_Work instructions_.
Across the listing below, how many lines hold "January"? Reply with the number by itself.
═══ Provided material
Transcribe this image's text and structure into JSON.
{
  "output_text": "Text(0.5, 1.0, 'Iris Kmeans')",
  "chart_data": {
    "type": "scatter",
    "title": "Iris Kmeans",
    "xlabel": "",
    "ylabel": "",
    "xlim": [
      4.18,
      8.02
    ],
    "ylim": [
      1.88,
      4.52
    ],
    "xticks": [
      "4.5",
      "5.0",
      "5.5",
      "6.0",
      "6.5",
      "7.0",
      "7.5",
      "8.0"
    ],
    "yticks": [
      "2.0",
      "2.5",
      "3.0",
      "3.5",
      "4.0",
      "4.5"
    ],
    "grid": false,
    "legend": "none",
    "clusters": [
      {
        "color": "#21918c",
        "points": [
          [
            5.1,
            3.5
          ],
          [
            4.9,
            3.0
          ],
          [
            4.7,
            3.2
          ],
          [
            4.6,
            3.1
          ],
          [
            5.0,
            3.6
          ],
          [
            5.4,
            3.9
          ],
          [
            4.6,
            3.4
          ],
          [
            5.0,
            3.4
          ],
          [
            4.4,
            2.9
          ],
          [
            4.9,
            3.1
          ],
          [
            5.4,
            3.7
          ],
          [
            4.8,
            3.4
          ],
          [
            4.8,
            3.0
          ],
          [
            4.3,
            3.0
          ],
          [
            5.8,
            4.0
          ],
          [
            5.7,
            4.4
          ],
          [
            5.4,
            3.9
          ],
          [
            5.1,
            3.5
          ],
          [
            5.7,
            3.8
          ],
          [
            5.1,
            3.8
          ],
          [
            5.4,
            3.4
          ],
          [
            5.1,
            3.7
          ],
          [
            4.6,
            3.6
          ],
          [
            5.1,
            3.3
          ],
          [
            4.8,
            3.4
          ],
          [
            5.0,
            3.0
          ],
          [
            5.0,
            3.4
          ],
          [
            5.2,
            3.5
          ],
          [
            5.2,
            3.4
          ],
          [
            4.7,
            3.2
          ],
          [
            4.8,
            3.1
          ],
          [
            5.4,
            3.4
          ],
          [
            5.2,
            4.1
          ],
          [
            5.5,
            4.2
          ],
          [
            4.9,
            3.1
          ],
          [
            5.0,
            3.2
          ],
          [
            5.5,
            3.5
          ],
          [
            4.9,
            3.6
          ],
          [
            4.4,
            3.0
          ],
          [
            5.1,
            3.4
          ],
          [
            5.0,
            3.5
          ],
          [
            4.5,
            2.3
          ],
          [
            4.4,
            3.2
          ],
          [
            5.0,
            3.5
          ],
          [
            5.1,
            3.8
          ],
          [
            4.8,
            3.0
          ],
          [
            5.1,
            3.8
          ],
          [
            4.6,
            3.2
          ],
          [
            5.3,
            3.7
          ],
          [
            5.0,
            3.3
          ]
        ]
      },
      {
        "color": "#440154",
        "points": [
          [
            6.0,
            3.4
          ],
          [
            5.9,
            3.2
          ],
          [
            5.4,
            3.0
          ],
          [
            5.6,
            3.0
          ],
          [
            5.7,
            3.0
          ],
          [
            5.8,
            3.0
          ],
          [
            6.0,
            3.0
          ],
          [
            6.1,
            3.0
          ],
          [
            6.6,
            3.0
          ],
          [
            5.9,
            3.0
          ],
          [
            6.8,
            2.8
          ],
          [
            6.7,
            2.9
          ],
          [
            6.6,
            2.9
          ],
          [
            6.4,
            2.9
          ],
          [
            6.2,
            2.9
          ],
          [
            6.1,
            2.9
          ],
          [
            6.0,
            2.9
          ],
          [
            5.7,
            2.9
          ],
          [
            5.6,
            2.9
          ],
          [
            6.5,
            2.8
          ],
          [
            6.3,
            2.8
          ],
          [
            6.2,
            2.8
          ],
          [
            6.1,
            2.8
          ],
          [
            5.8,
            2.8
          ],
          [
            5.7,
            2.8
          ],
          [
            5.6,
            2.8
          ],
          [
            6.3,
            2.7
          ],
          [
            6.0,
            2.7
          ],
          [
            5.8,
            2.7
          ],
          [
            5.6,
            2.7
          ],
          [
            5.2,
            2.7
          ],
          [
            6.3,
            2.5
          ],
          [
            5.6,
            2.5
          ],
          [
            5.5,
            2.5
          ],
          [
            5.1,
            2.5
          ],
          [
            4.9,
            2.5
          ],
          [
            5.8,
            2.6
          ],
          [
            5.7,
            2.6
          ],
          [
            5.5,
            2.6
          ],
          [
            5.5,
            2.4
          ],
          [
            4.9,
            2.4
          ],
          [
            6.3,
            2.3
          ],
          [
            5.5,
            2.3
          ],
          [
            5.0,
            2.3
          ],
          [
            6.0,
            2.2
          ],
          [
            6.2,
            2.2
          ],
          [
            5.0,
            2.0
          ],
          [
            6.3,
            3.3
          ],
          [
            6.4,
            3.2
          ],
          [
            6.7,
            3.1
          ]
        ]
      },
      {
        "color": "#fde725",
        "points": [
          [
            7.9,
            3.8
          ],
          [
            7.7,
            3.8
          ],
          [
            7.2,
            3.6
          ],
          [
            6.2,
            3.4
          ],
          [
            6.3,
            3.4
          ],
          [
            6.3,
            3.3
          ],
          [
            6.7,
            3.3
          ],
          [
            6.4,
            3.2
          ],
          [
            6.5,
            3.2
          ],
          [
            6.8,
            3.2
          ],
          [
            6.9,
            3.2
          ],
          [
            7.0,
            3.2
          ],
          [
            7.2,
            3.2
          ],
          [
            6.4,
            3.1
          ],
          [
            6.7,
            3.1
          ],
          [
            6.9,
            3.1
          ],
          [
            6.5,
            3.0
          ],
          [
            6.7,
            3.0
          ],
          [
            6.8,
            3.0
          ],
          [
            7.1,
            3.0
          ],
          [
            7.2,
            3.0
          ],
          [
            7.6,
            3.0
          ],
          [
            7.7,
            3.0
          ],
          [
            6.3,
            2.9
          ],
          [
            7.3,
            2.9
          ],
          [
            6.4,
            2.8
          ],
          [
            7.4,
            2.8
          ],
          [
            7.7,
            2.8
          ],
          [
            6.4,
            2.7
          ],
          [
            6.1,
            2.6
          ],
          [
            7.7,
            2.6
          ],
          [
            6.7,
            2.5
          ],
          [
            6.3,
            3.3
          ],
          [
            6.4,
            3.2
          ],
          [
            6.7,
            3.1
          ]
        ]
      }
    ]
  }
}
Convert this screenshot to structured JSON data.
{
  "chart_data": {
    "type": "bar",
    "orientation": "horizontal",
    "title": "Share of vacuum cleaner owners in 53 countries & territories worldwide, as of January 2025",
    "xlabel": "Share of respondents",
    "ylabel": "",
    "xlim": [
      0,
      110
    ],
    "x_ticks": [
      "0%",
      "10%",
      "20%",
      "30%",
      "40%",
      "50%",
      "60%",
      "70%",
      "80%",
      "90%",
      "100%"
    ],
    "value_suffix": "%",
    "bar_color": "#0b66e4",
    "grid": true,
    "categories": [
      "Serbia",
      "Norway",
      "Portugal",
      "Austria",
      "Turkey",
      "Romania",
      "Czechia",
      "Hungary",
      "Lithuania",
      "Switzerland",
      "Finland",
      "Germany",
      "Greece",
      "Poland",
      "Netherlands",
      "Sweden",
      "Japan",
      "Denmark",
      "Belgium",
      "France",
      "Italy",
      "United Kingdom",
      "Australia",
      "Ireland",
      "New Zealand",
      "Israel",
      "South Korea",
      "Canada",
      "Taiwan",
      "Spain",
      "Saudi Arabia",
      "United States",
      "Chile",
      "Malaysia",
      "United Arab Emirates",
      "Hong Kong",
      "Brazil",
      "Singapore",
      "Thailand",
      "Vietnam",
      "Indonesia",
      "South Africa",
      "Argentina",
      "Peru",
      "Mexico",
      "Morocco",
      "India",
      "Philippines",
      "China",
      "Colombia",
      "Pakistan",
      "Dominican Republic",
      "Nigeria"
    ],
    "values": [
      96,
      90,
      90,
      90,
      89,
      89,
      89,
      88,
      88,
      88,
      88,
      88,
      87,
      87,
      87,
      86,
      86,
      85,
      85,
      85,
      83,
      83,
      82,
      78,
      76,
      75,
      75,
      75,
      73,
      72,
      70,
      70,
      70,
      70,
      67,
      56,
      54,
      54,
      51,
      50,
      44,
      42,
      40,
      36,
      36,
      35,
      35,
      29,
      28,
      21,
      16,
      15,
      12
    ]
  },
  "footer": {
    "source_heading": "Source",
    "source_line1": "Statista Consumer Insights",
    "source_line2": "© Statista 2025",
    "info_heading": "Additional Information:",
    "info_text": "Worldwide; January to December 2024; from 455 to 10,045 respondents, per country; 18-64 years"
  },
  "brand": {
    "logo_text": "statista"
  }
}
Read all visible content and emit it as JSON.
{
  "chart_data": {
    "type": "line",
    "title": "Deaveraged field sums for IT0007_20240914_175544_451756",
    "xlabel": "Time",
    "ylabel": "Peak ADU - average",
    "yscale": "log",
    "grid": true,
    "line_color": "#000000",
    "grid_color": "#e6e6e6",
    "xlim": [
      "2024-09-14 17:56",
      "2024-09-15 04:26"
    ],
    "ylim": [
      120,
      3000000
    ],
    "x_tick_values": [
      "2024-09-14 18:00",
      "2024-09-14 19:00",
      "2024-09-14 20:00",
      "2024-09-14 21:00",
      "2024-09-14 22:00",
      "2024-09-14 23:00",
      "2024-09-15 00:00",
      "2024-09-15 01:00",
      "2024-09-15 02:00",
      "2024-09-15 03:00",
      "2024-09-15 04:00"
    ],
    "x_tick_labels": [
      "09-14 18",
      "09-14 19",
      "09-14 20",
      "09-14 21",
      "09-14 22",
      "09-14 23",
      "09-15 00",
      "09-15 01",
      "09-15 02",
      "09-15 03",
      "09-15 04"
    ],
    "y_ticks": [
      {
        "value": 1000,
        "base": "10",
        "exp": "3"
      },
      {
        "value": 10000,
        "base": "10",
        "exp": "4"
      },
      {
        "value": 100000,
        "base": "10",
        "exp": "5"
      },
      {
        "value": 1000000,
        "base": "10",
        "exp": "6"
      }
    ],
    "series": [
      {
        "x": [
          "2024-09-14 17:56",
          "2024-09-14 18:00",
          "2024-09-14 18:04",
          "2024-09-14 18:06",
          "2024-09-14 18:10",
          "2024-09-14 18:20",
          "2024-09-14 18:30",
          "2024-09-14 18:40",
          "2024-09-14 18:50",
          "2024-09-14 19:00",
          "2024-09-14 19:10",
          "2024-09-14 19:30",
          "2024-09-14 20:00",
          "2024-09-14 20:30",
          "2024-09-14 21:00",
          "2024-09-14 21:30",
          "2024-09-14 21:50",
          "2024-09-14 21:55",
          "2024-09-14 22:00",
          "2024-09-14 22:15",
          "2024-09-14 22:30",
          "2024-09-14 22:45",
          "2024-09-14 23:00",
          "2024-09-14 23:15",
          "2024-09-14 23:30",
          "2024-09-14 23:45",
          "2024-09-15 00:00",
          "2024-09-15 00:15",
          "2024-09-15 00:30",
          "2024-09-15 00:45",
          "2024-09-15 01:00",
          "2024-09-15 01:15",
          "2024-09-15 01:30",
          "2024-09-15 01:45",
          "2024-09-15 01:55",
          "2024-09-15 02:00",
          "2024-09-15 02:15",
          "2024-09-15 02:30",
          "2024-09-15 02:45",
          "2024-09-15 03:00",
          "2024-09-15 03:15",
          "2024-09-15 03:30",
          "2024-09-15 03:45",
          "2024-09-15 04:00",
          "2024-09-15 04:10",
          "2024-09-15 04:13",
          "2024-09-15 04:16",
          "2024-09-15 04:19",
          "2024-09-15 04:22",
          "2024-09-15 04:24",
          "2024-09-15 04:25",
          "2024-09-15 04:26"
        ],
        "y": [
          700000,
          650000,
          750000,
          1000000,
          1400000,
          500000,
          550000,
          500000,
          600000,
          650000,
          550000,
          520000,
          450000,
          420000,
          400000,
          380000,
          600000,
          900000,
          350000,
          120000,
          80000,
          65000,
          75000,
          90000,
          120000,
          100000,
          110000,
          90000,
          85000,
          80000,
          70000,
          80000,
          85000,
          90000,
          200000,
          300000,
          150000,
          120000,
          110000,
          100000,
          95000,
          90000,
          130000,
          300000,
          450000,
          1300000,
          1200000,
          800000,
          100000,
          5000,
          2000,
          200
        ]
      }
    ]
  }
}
══════
_Problem solution_.
2